[Saved data entries]

════════════════

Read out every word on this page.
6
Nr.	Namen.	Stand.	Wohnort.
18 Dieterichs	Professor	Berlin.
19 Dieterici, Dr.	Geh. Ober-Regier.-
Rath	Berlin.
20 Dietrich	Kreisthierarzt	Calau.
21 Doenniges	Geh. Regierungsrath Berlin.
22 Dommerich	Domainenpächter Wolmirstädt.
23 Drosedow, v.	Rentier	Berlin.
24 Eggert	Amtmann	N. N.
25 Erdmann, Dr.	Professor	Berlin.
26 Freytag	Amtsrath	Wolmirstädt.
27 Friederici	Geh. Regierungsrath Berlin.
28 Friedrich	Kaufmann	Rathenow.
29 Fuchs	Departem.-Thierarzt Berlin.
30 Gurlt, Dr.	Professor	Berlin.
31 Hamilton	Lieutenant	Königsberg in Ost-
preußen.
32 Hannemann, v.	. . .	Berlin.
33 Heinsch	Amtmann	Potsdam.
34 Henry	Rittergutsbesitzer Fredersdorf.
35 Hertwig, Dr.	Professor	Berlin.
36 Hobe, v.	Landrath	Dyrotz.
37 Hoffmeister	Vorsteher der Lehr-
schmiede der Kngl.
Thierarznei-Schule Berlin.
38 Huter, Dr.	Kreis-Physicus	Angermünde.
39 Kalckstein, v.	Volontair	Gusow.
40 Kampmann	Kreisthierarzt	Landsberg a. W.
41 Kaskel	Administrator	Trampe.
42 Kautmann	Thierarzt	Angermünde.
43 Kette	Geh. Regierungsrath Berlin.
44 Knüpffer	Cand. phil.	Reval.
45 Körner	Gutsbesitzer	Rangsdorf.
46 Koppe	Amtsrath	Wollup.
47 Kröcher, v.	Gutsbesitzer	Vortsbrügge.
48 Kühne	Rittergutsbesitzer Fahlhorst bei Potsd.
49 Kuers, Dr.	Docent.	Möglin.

════════════════

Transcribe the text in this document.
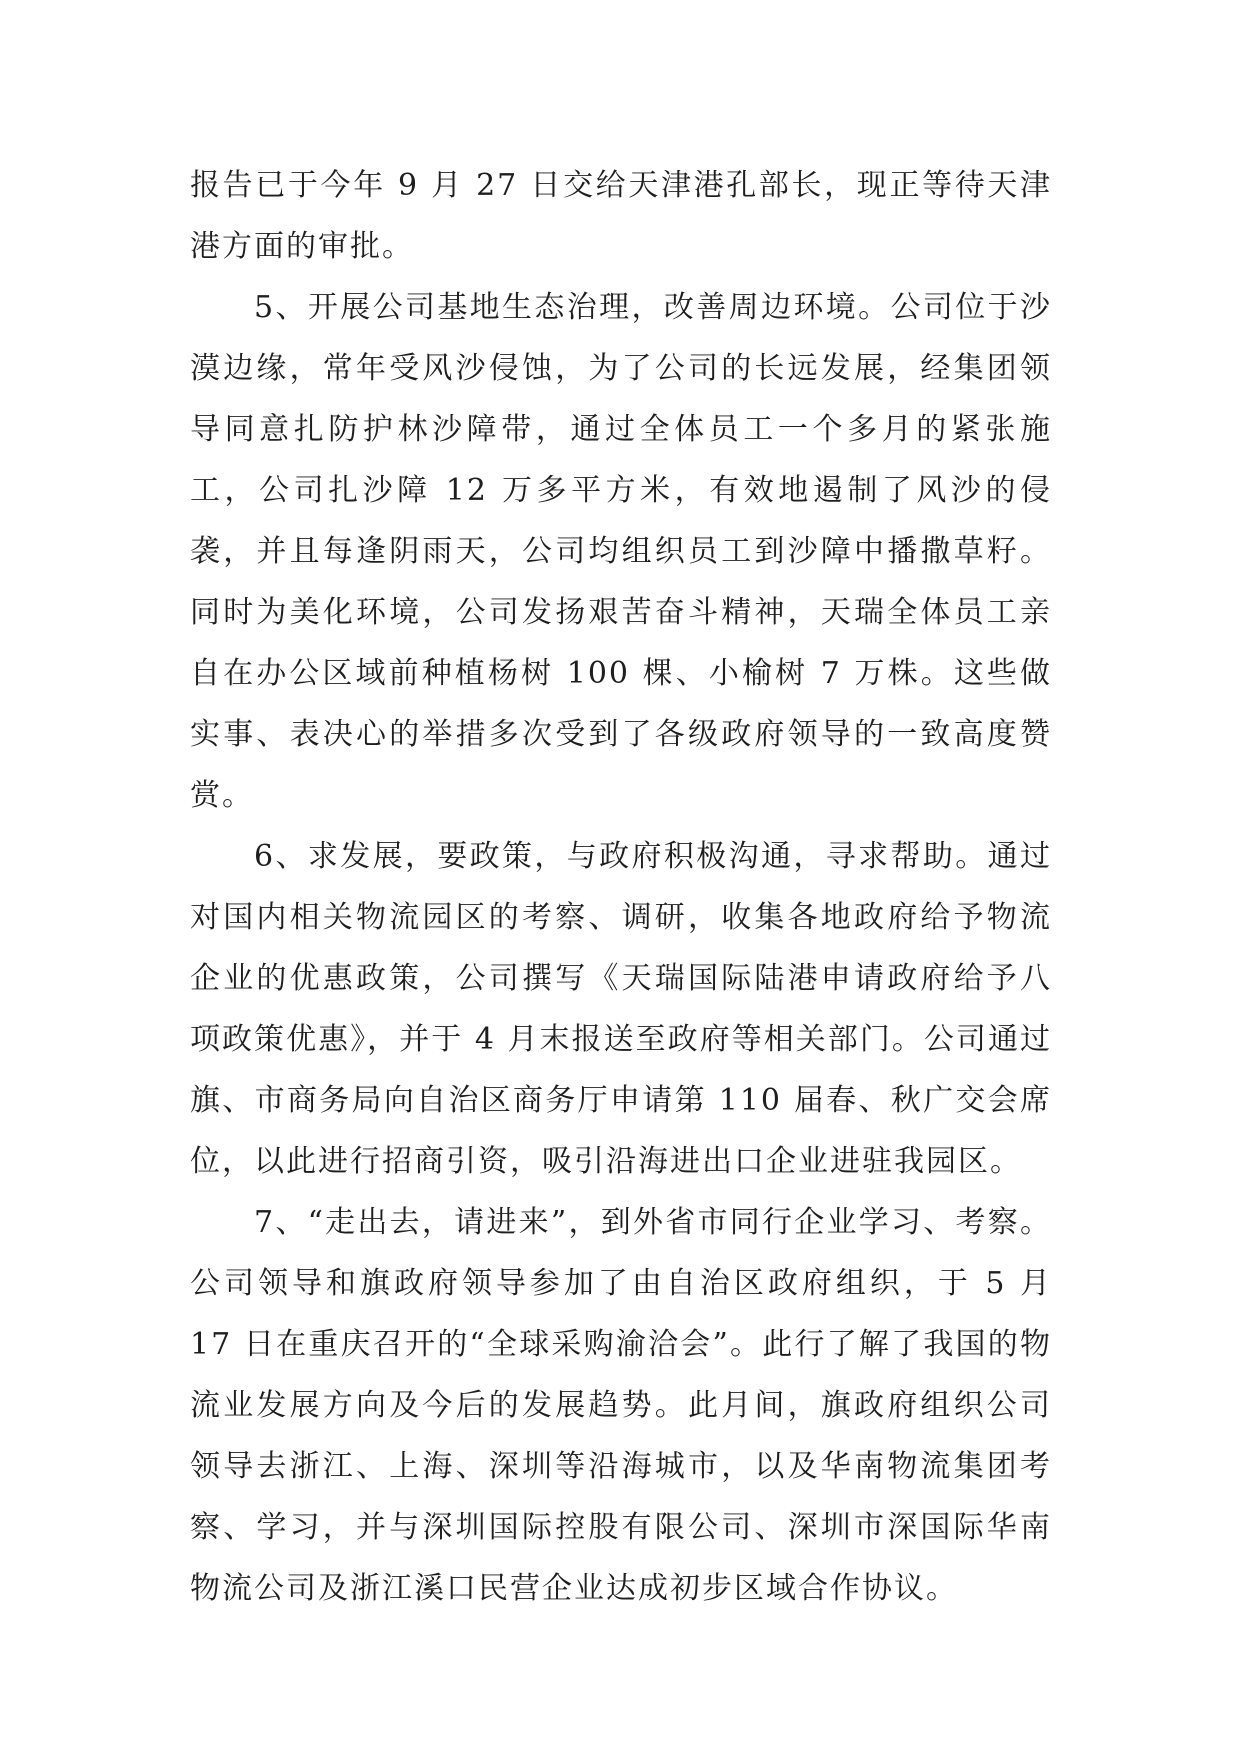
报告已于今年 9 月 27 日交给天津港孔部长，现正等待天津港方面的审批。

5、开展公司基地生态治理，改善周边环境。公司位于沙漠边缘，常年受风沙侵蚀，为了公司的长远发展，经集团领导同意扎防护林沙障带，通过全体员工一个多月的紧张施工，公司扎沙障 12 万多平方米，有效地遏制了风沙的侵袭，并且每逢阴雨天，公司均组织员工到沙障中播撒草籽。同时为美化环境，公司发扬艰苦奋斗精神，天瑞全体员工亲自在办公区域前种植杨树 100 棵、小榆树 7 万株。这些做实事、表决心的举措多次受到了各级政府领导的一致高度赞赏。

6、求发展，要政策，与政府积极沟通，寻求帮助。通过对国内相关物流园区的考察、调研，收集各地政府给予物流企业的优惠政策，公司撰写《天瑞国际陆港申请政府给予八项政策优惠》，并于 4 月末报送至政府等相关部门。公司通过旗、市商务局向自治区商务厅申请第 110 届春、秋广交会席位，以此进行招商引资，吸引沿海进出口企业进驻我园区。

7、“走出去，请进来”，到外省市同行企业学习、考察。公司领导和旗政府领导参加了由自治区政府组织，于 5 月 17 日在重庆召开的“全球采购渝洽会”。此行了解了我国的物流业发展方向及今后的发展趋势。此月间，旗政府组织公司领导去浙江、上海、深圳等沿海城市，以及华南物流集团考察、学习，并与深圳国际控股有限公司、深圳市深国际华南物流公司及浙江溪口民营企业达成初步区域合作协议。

════════════════

## INSTRUCTIONS FOR THE TASK
Go through the preceding material and copy each line that has the word "Berlin".

## EXPECTED ANSWER
18 Dieterichs	Professor	Berlin.
Rath	Berlin.
21 Doenniges	Geh. Regierungsrath Berlin.
23 Drosedow, v.	Rentier	Berlin.
25 Erdmann, Dr.	Professor	Berlin.
27 Friederici	Geh. Regierungsrath Berlin.
29 Fuchs	Departem.-Thierarzt Berlin.
30 Gurlt, Dr.	Professor	Berlin.
32 Hannemann, v.	. . .	Berlin.
35 Hertwig, Dr.	Professor	Berlin.
Thierarznei-Schule Berlin.
43 Kette	Geh. Regierungsrath Berlin.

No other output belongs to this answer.